TASK INSTRUCTIONS:
Extract, from the records beneath this instruction, each line that contains the word "click".
----------
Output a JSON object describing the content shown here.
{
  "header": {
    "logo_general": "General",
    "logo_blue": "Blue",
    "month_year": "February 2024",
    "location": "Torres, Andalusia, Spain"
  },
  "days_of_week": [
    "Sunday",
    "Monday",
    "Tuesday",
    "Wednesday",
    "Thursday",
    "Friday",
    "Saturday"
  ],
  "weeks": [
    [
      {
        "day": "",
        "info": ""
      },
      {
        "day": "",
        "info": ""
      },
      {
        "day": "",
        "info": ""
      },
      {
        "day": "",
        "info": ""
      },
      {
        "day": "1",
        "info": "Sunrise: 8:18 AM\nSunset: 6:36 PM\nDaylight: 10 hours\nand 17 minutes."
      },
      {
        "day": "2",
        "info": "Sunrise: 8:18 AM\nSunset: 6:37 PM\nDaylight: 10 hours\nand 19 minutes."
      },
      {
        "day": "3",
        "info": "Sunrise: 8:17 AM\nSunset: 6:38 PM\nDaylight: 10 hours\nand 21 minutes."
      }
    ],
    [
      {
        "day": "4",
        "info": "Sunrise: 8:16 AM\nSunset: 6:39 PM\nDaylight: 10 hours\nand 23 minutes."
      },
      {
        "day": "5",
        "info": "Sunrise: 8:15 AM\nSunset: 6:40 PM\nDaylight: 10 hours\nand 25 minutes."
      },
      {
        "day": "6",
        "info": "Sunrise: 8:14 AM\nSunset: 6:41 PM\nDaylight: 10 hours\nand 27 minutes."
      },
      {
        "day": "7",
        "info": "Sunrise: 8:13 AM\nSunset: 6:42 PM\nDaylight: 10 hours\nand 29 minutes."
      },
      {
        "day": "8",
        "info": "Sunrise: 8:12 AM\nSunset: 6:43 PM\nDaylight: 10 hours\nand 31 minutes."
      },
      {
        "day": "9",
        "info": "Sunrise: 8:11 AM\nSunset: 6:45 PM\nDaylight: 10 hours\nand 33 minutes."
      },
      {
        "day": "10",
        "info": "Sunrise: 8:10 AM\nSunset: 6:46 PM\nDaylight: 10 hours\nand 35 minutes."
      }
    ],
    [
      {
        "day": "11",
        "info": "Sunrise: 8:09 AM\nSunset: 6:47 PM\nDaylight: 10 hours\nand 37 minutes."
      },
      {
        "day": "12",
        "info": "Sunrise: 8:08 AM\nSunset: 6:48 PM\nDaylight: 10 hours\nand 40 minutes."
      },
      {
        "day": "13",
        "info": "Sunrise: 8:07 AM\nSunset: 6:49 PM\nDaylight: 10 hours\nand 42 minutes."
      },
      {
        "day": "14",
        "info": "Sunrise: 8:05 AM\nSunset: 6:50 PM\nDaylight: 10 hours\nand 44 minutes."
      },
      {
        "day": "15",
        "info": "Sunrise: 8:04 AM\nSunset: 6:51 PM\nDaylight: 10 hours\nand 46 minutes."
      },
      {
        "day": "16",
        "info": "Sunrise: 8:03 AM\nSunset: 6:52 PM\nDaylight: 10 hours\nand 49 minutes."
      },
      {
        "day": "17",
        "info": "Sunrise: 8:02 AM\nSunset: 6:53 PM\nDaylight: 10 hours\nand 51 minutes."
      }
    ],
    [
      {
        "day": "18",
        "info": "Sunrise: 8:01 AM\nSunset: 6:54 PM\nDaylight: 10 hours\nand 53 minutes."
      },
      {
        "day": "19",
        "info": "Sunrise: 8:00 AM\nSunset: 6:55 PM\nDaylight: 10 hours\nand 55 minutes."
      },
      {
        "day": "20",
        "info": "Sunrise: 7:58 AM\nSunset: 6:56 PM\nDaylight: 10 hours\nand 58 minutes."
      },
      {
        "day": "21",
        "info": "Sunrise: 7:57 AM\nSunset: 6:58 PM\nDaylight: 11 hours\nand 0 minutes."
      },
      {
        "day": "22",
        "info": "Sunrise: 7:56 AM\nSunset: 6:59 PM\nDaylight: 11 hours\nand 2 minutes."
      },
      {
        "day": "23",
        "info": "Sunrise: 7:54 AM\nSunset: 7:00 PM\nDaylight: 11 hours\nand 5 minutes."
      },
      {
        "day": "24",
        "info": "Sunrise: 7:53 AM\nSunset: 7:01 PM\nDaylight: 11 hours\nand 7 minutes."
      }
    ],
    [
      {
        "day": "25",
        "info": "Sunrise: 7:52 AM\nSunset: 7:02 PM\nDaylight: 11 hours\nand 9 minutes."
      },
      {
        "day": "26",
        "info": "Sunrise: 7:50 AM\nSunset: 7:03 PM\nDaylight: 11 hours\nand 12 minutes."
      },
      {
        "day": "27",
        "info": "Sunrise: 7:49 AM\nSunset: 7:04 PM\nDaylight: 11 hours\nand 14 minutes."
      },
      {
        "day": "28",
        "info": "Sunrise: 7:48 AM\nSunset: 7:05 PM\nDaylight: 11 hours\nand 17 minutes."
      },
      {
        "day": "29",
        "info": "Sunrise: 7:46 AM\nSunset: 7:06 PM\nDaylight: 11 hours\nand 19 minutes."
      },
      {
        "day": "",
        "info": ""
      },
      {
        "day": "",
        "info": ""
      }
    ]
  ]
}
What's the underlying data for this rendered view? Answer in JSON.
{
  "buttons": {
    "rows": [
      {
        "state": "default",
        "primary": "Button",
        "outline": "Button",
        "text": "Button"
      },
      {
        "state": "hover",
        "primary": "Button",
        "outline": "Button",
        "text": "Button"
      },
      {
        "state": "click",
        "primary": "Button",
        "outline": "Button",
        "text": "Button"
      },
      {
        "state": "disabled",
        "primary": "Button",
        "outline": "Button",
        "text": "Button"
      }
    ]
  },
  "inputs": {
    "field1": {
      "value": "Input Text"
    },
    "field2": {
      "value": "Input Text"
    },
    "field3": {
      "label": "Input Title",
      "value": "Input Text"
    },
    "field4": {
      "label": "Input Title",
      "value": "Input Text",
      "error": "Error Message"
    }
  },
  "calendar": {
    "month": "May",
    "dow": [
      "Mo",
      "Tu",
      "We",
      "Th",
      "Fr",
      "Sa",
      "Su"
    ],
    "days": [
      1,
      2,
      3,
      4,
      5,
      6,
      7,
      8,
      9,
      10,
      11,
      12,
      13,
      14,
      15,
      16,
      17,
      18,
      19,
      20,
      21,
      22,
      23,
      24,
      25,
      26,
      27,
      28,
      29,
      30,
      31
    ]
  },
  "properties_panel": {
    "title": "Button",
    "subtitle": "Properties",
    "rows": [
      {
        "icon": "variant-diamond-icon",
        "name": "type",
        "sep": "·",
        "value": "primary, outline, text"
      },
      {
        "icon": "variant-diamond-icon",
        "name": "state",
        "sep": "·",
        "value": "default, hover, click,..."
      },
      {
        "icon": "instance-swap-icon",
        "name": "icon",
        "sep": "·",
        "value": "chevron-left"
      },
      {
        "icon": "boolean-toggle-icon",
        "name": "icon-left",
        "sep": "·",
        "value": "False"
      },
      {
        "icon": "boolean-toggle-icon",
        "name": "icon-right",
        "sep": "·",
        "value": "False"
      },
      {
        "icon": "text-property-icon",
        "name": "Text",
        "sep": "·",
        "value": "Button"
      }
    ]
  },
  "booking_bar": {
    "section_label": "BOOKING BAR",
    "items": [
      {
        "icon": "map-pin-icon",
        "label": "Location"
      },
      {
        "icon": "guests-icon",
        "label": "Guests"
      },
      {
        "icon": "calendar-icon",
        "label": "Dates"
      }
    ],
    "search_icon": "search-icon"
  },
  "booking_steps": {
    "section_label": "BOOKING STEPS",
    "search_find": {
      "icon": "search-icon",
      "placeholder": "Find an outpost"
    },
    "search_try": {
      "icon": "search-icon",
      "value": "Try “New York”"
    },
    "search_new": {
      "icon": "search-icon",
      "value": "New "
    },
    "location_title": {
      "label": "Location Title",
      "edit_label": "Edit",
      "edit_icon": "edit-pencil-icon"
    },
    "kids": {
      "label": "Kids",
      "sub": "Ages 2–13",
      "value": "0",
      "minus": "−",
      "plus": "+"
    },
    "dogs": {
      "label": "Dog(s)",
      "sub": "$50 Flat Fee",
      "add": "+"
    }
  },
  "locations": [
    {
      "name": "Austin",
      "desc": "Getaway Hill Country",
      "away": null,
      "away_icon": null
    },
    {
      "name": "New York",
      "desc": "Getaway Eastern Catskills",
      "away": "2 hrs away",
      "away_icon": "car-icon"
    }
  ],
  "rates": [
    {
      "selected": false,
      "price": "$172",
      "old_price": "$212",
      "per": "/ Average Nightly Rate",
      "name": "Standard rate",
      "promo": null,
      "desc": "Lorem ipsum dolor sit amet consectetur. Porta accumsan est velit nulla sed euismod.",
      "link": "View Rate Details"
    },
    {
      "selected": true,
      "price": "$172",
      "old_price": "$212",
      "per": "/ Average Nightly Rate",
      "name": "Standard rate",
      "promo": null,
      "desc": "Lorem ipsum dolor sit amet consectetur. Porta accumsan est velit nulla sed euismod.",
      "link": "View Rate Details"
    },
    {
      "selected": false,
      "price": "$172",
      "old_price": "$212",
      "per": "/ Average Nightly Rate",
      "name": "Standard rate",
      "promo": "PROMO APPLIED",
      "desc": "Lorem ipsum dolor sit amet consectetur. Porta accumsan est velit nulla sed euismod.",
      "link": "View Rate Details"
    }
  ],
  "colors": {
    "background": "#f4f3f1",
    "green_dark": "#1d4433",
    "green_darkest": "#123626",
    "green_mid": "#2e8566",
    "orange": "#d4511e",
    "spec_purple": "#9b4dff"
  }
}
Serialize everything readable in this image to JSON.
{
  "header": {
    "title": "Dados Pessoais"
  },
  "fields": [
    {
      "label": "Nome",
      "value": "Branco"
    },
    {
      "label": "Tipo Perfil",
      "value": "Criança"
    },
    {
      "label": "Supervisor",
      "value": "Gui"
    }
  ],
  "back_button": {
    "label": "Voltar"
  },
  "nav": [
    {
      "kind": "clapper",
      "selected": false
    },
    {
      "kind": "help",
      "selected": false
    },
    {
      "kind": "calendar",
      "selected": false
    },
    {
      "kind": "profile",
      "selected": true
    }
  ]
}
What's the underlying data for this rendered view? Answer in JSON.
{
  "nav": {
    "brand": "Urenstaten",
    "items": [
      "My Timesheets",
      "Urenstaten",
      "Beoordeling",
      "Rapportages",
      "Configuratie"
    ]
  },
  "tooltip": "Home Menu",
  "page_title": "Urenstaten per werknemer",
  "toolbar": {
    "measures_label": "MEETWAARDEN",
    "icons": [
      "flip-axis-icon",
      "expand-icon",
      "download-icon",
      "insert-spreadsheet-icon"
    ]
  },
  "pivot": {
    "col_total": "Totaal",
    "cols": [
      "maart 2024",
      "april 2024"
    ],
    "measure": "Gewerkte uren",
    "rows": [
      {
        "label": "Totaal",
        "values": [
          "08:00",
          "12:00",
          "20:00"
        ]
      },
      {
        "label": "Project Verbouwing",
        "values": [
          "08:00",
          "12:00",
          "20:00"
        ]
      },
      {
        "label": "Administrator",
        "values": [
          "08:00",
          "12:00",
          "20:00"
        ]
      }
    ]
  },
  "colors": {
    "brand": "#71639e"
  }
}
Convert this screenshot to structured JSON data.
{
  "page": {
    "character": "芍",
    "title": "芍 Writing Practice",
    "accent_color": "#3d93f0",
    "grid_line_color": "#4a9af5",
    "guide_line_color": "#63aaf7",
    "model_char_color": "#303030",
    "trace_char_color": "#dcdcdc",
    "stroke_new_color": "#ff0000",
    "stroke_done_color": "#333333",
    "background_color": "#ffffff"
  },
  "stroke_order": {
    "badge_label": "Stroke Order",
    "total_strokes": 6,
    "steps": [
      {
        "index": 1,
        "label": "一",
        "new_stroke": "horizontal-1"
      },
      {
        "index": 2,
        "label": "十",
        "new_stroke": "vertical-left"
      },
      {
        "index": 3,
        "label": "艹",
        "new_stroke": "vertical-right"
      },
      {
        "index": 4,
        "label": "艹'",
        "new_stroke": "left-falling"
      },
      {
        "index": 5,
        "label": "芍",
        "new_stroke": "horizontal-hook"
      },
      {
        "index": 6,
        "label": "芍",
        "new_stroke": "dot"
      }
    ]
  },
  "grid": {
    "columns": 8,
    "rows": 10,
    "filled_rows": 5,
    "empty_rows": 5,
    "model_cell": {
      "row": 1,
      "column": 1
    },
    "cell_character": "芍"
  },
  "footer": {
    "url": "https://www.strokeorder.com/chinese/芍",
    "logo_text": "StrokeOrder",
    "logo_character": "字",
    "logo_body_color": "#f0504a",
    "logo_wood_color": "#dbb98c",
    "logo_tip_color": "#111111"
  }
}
----------
WRITTEN SOLUTION:
        "state": "click",
        "value": "default, hover, click,..."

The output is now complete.